• **GIVEN REQUEST**: Write out the data below exactly as given, without any of its pictures.
----
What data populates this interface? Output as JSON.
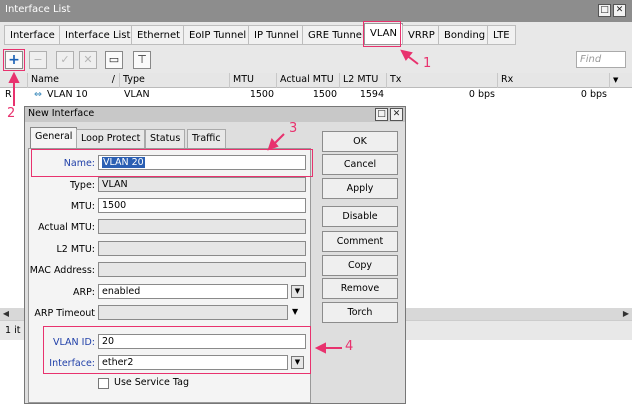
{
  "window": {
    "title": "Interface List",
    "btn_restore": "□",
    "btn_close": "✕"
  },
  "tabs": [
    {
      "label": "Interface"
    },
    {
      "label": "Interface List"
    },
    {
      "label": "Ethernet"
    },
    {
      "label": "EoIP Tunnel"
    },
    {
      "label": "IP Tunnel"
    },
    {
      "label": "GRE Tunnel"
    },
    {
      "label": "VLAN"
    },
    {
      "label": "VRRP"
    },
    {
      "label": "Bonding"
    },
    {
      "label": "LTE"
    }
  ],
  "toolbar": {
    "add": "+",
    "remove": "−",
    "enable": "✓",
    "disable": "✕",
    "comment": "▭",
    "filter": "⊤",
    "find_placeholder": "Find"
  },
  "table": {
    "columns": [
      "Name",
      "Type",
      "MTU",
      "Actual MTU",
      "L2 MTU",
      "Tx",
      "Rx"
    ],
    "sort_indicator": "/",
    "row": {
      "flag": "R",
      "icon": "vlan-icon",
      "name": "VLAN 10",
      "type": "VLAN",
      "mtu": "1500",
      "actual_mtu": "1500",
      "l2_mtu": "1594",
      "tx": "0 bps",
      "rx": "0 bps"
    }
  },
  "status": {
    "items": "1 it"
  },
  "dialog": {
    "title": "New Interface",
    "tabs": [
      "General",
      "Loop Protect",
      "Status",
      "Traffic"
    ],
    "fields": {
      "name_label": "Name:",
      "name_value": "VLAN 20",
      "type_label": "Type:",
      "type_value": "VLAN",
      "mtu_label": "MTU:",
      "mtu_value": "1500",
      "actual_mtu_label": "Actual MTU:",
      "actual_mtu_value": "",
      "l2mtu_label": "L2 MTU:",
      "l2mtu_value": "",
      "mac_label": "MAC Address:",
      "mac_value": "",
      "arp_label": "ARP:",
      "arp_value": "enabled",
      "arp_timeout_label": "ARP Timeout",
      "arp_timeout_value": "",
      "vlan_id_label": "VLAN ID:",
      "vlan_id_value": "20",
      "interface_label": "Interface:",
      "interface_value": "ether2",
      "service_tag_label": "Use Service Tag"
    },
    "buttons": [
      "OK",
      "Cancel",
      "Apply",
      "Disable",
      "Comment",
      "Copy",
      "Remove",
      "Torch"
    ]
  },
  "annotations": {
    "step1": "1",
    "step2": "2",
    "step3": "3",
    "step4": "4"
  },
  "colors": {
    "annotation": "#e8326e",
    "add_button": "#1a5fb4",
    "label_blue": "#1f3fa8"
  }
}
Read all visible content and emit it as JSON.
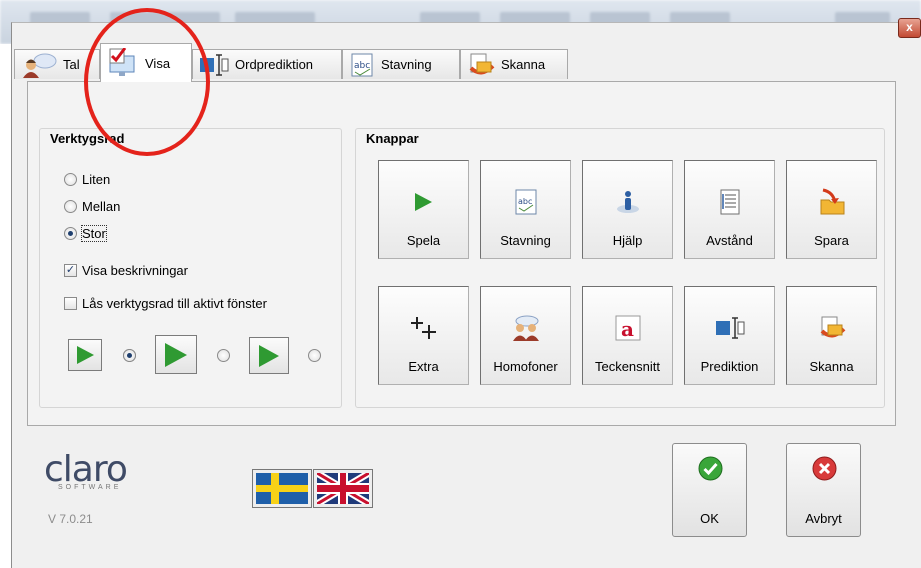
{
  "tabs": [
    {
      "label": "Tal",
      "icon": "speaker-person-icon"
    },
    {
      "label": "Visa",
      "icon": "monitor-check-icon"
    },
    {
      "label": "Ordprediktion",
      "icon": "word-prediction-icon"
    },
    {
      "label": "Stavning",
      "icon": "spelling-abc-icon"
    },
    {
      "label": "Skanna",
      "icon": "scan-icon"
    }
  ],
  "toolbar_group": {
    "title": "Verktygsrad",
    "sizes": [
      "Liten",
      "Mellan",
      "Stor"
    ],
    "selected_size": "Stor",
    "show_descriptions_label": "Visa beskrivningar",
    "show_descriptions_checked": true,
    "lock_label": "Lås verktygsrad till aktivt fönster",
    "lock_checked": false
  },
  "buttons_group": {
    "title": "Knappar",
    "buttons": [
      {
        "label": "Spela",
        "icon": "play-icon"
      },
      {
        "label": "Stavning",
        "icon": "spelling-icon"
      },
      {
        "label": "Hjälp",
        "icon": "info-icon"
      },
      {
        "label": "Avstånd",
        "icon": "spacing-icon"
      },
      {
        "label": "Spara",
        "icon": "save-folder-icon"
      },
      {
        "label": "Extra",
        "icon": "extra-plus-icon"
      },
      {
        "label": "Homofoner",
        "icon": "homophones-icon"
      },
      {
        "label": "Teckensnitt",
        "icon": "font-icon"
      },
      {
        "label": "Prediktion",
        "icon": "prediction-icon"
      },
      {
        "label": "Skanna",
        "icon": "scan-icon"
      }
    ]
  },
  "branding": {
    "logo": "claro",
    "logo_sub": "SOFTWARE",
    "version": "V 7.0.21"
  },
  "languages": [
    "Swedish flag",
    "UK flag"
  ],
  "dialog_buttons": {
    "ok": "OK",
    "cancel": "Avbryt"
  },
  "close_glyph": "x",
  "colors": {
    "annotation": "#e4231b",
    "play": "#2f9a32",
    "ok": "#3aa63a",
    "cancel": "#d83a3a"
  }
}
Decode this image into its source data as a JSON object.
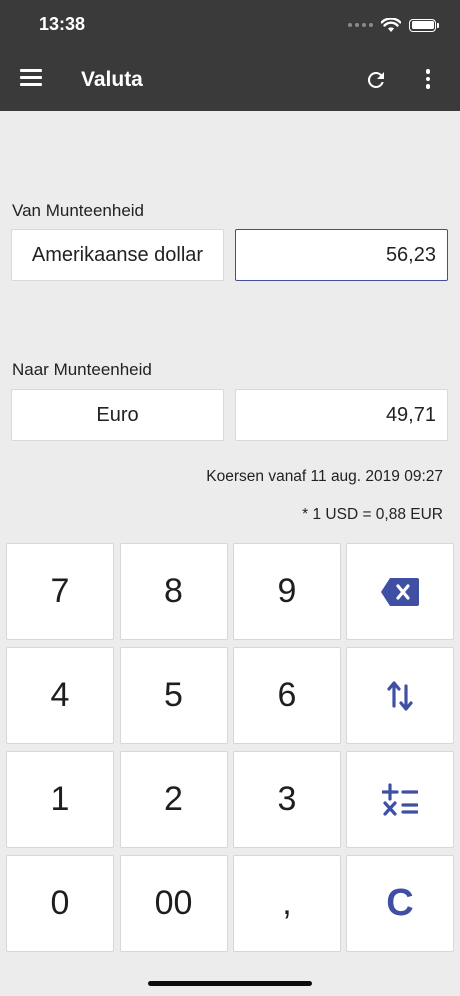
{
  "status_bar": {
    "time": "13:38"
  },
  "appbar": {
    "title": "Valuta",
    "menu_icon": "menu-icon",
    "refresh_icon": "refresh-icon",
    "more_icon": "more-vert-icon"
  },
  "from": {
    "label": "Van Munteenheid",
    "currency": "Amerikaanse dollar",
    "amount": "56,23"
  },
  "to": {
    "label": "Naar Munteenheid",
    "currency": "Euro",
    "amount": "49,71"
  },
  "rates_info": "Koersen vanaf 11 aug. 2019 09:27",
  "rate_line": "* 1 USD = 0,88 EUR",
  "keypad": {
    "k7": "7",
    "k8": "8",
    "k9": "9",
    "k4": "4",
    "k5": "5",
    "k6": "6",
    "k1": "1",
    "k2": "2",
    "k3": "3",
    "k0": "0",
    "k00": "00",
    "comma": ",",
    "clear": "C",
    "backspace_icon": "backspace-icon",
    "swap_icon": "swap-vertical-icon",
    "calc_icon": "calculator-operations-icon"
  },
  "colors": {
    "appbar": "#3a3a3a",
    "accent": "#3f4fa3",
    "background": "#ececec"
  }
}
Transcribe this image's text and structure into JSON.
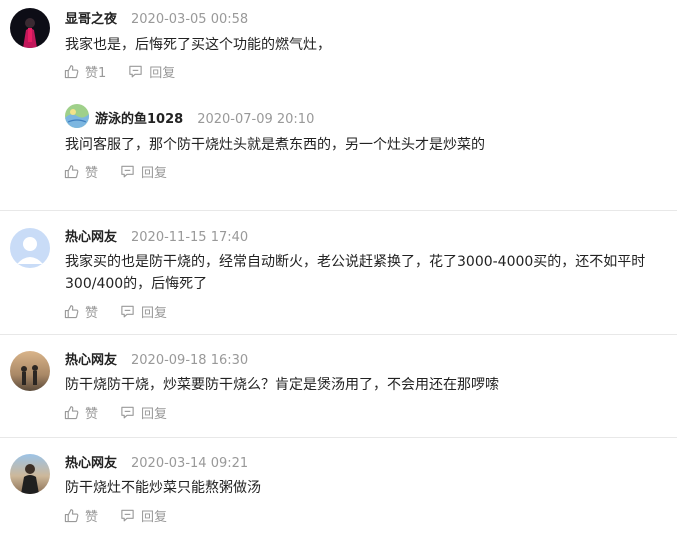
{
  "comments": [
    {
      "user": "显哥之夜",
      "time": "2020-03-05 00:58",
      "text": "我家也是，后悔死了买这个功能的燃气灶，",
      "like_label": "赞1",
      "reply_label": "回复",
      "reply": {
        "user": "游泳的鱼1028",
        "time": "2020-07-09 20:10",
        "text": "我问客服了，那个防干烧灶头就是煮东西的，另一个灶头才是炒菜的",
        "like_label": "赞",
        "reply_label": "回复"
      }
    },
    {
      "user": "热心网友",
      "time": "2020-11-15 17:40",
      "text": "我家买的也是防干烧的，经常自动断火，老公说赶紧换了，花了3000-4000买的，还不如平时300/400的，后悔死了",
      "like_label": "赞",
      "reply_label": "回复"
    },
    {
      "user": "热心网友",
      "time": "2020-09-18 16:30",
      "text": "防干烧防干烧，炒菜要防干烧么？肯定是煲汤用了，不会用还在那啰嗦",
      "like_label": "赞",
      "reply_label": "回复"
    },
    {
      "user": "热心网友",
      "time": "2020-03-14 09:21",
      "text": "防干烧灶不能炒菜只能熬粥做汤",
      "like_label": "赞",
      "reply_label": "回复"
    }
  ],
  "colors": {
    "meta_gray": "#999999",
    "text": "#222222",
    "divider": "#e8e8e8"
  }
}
----
• **TASK SOLUTION**:
What data populates this interface? Output as JSON.
{
  "window": {
    "title": "Interface List",
    "btn_restore": "□",
    "btn_close": "✕"
  },
  "tabs": [
    {
      "label": "Interface"
    },
    {
      "label": "Interface List"
    },
    {
      "label": "Ethernet"
    },
    {
      "label": "EoIP Tunnel"
    },
    {
      "label": "IP Tunnel"
    },
    {
      "label": "GRE Tunnel"
    },
    {
      "label": "VLAN"
    },
    {
      "label": "VRRP"
    },
    {
      "label": "Bonding"
    },
    {
      "label": "LTE"
    }
  ],
  "toolbar": {
    "add": "+",
    "remove": "−",
    "enable": "✓",
    "disable": "✕",
    "comment": "▭",
    "filter": "⊤",
    "find_placeholder": "Find"
  },
  "table": {
    "columns": [
      "Name",
      "Type",
      "MTU",
      "Actual MTU",
      "L2 MTU",
      "Tx",
      "Rx"
    ],
    "sort_indicator": "/",
    "row": {
      "flag": "R",
      "icon": "vlan-icon",
      "name": "VLAN 10",
      "type": "VLAN",
      "mtu": "1500",
      "actual_mtu": "1500",
      "l2_mtu": "1594",
      "tx": "0 bps",
      "rx": "0 bps"
    }
  },
  "status": {
    "items": "1 it"
  },
  "dialog": {
    "title": "New Interface",
    "tabs": [
      "General",
      "Loop Protect",
      "Status",
      "Traffic"
    ],
    "fields": {
      "name_label": "Name:",
      "name_value": "VLAN 20",
      "type_label": "Type:",
      "type_value": "VLAN",
      "mtu_label": "MTU:",
      "mtu_value": "1500",
      "actual_mtu_label": "Actual MTU:",
      "actual_mtu_value": "",
      "l2mtu_label": "L2 MTU:",
      "l2mtu_value": "",
      "mac_label": "MAC Address:",
      "mac_value": "",
      "arp_label": "ARP:",
      "arp_value": "enabled",
      "arp_timeout_label": "ARP Timeout",
      "arp_timeout_value": "",
      "vlan_id_label": "VLAN ID:",
      "vlan_id_value": "20",
      "interface_label": "Interface:",
      "interface_value": "ether2",
      "service_tag_label": "Use Service Tag"
    },
    "buttons": [
      "OK",
      "Cancel",
      "Apply",
      "Disable",
      "Comment",
      "Copy",
      "Remove",
      "Torch"
    ]
  },
  "annotations": {
    "step1": "1",
    "step2": "2",
    "step3": "3",
    "step4": "4"
  },
  "colors": {
    "annotation": "#e8326e",
    "add_button": "#1a5fb4",
    "label_blue": "#1f3fa8"
  }
}
Read all visible content and emit it as JSON.
{
  "tabs": [
    {
      "label": "Tal",
      "icon": "speaker-person-icon"
    },
    {
      "label": "Visa",
      "icon": "monitor-check-icon"
    },
    {
      "label": "Ordprediktion",
      "icon": "word-prediction-icon"
    },
    {
      "label": "Stavning",
      "icon": "spelling-abc-icon"
    },
    {
      "label": "Skanna",
      "icon": "scan-icon"
    }
  ],
  "toolbar_group": {
    "title": "Verktygsrad",
    "sizes": [
      "Liten",
      "Mellan",
      "Stor"
    ],
    "selected_size": "Stor",
    "show_descriptions_label": "Visa beskrivningar",
    "show_descriptions_checked": true,
    "lock_label": "Lås verktygsrad till aktivt fönster",
    "lock_checked": false
  },
  "buttons_group": {
    "title": "Knappar",
    "buttons": [
      {
        "label": "Spela",
        "icon": "play-icon"
      },
      {
        "label": "Stavning",
        "icon": "spelling-icon"
      },
      {
        "label": "Hjälp",
        "icon": "info-icon"
      },
      {
        "label": "Avstånd",
        "icon": "spacing-icon"
      },
      {
        "label": "Spara",
        "icon": "save-folder-icon"
      },
      {
        "label": "Extra",
        "icon": "extra-plus-icon"
      },
      {
        "label": "Homofoner",
        "icon": "homophones-icon"
      },
      {
        "label": "Teckensnitt",
        "icon": "font-icon"
      },
      {
        "label": "Prediktion",
        "icon": "prediction-icon"
      },
      {
        "label": "Skanna",
        "icon": "scan-icon"
      }
    ]
  },
  "branding": {
    "logo": "claro",
    "logo_sub": "SOFTWARE",
    "version": "V 7.0.21"
  },
  "languages": [
    "Swedish flag",
    "UK flag"
  ],
  "dialog_buttons": {
    "ok": "OK",
    "cancel": "Avbryt"
  },
  "close_glyph": "x",
  "colors": {
    "annotation": "#e4231b",
    "play": "#2f9a32",
    "ok": "#3aa63a",
    "cancel": "#d83a3a"
  }
}
Decode this image into its source data as a JSON object.
{
  "status_bar": {
    "time": "13:38"
  },
  "appbar": {
    "title": "Valuta",
    "menu_icon": "menu-icon",
    "refresh_icon": "refresh-icon",
    "more_icon": "more-vert-icon"
  },
  "from": {
    "label": "Van Munteenheid",
    "currency": "Amerikaanse dollar",
    "amount": "56,23"
  },
  "to": {
    "label": "Naar Munteenheid",
    "currency": "Euro",
    "amount": "49,71"
  },
  "rates_info": "Koersen vanaf 11 aug. 2019 09:27",
  "rate_line": "* 1 USD = 0,88 EUR",
  "keypad": {
    "k7": "7",
    "k8": "8",
    "k9": "9",
    "k4": "4",
    "k5": "5",
    "k6": "6",
    "k1": "1",
    "k2": "2",
    "k3": "3",
    "k0": "0",
    "k00": "00",
    "comma": ",",
    "clear": "C",
    "backspace_icon": "backspace-icon",
    "swap_icon": "swap-vertical-icon",
    "calc_icon": "calculator-operations-icon"
  },
  "colors": {
    "appbar": "#3a3a3a",
    "accent": "#3f4fa3",
    "background": "#ececec"
  }
}
Transcribe this image's text and structure into JSON.
{
  "comments": [
    {
      "user": "显哥之夜",
      "time": "2020-03-05 00:58",
      "text": "我家也是，后悔死了买这个功能的燃气灶，",
      "like_label": "赞1",
      "reply_label": "回复",
      "reply": {
        "user": "游泳的鱼1028",
        "time": "2020-07-09 20:10",
        "text": "我问客服了，那个防干烧灶头就是煮东西的，另一个灶头才是炒菜的",
        "like_label": "赞",
        "reply_label": "回复"
      }
    },
    {
      "user": "热心网友",
      "time": "2020-11-15 17:40",
      "text": "我家买的也是防干烧的，经常自动断火，老公说赶紧换了，花了3000-4000买的，还不如平时300/400的，后悔死了",
      "like_label": "赞",
      "reply_label": "回复"
    },
    {
      "user": "热心网友",
      "time": "2020-09-18 16:30",
      "text": "防干烧防干烧，炒菜要防干烧么？肯定是煲汤用了，不会用还在那啰嗦",
      "like_label": "赞",
      "reply_label": "回复"
    },
    {
      "user": "热心网友",
      "time": "2020-03-14 09:21",
      "text": "防干烧灶不能炒菜只能熬粥做汤",
      "like_label": "赞",
      "reply_label": "回复"
    }
  ],
  "colors": {
    "meta_gray": "#999999",
    "text": "#222222",
    "divider": "#e8e8e8"
  }
}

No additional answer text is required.